Items listed in a dataset
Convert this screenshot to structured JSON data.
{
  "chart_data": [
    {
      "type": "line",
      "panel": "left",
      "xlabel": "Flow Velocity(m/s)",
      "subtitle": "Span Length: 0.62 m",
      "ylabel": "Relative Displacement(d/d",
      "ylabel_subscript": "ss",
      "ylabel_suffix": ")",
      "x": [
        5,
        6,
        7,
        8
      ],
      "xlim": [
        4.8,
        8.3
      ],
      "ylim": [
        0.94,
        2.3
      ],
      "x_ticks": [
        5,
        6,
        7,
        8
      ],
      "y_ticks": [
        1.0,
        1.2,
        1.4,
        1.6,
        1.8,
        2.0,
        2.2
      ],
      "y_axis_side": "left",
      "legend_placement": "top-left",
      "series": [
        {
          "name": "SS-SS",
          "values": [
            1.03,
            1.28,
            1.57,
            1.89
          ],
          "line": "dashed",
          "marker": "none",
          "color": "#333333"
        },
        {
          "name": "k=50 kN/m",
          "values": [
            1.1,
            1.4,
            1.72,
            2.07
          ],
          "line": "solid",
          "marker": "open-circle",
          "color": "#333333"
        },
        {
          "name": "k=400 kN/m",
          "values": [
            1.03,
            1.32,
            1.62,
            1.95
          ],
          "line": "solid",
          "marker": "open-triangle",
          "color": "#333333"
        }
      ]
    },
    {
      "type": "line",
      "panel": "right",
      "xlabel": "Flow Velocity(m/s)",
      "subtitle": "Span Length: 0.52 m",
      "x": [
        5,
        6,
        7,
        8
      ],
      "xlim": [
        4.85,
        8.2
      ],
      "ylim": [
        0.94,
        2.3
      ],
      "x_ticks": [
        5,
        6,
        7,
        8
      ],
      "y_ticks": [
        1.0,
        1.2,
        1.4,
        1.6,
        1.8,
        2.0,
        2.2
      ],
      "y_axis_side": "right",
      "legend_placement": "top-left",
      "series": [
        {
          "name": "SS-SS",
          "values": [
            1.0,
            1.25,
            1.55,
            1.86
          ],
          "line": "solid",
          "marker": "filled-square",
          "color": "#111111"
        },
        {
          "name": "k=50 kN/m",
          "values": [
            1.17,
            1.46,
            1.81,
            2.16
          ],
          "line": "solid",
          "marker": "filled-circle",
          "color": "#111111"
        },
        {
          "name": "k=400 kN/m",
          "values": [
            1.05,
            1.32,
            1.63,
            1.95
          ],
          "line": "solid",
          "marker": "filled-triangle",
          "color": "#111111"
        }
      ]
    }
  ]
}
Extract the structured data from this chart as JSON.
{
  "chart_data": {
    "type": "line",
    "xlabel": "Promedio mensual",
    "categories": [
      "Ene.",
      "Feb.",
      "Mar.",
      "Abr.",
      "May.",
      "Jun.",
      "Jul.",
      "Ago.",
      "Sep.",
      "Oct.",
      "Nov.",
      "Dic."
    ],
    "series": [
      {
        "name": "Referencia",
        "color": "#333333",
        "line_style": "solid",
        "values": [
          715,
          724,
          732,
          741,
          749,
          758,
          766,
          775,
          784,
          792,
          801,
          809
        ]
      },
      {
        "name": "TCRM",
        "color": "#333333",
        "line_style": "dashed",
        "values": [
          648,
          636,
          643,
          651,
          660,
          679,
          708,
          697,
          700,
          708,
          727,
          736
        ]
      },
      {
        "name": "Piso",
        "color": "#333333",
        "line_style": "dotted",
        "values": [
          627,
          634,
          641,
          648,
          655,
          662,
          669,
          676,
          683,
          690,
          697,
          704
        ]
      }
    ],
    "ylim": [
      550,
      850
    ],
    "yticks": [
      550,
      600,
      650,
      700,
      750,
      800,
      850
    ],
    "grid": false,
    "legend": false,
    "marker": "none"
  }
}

TASK DESCRIPTION
Transcribe every entry exactly, omitting nothing.

WRITTEN SOLUTION
Convert this screenshot to structured JSON data.
{
  "chart_data": [
    {
      "type": "line",
      "panel": "left",
      "xlabel": "Flow Velocity(m/s)",
      "subtitle": "Span Length: 0.62 m",
      "ylabel": "Relative Displacement(d/d",
      "ylabel_subscript": "ss",
      "ylabel_suffix": ")",
      "x": [
        5,
        6,
        7,
        8
      ],
      "xlim": [
        4.8,
        8.3
      ],
      "ylim": [
        0.94,
        2.3
      ],
      "x_ticks": [
        5,
        6,
        7,
        8
      ],
      "y_ticks": [
        1.0,
        1.2,
        1.4,
        1.6,
        1.8,
        2.0,
        2.2
      ],
      "y_axis_side": "left",
      "legend_placement": "top-left",
      "series": [
        {
          "name": "SS-SS",
          "values": [
            1.03,
            1.28,
            1.57,
            1.89
          ],
          "line": "dashed",
          "marker": "none",
          "color": "#333333"
        },
        {
          "name": "k=50 kN/m",
          "values": [
            1.1,
            1.4,
            1.72,
            2.07
          ],
          "line": "solid",
          "marker": "open-circle",
          "color": "#333333"
        },
        {
          "name": "k=400 kN/m",
          "values": [
            1.03,
            1.32,
            1.62,
            1.95
          ],
          "line": "solid",
          "marker": "open-triangle",
          "color": "#333333"
        }
      ]
    },
    {
      "type": "line",
      "panel": "right",
      "xlabel": "Flow Velocity(m/s)",
      "subtitle": "Span Length: 0.52 m",
      "x": [
        5,
        6,
        7,
        8
      ],
      "xlim": [
        4.85,
        8.2
      ],
      "ylim": [
        0.94,
        2.3
      ],
      "x_ticks": [
        5,
        6,
        7,
        8
      ],
      "y_ticks": [
        1.0,
        1.2,
        1.4,
        1.6,
        1.8,
        2.0,
        2.2
      ],
      "y_axis_side": "right",
      "legend_placement": "top-left",
      "series": [
        {
          "name": "SS-SS",
          "values": [
            1.0,
            1.25,
            1.55,
            1.86
          ],
          "line": "solid",
          "marker": "filled-square",
          "color": "#111111"
        },
        {
          "name": "k=50 kN/m",
          "values": [
            1.17,
            1.46,
            1.81,
            2.16
          ],
          "line": "solid",
          "marker": "filled-circle",
          "color": "#111111"
        },
        {
          "name": "k=400 kN/m",
          "values": [
            1.05,
            1.32,
            1.63,
            1.95
          ],
          "line": "solid",
          "marker": "filled-triangle",
          "color": "#111111"
        }
      ]
    }
  ]
}
Extract the structured data from this chart as JSON.
{
  "chart_data": {
    "type": "line",
    "xlabel": "Promedio mensual",
    "categories": [
      "Ene.",
      "Feb.",
      "Mar.",
      "Abr.",
      "May.",
      "Jun.",
      "Jul.",
      "Ago.",
      "Sep.",
      "Oct.",
      "Nov.",
      "Dic."
    ],
    "series": [
      {
        "name": "Referencia",
        "color": "#333333",
        "line_style": "solid",
        "values": [
          715,
          724,
          732,
          741,
          749,
          758,
          766,
          775,
          784,
          792,
          801,
          809
        ]
      },
      {
        "name": "TCRM",
        "color": "#333333",
        "line_style": "dashed",
        "values": [
          648,
          636,
          643,
          651,
          660,
          679,
          708,
          697,
          700,
          708,
          727,
          736
        ]
      },
      {
        "name": "Piso",
        "color": "#333333",
        "line_style": "dotted",
        "values": [
          627,
          634,
          641,
          648,
          655,
          662,
          669,
          676,
          683,
          690,
          697,
          704
        ]
      }
    ],
    "ylim": [
      550,
      850
    ],
    "yticks": [
      550,
      600,
      650,
      700,
      750,
      800,
      850
    ],
    "grid": false,
    "legend": false,
    "marker": "none"
  }
}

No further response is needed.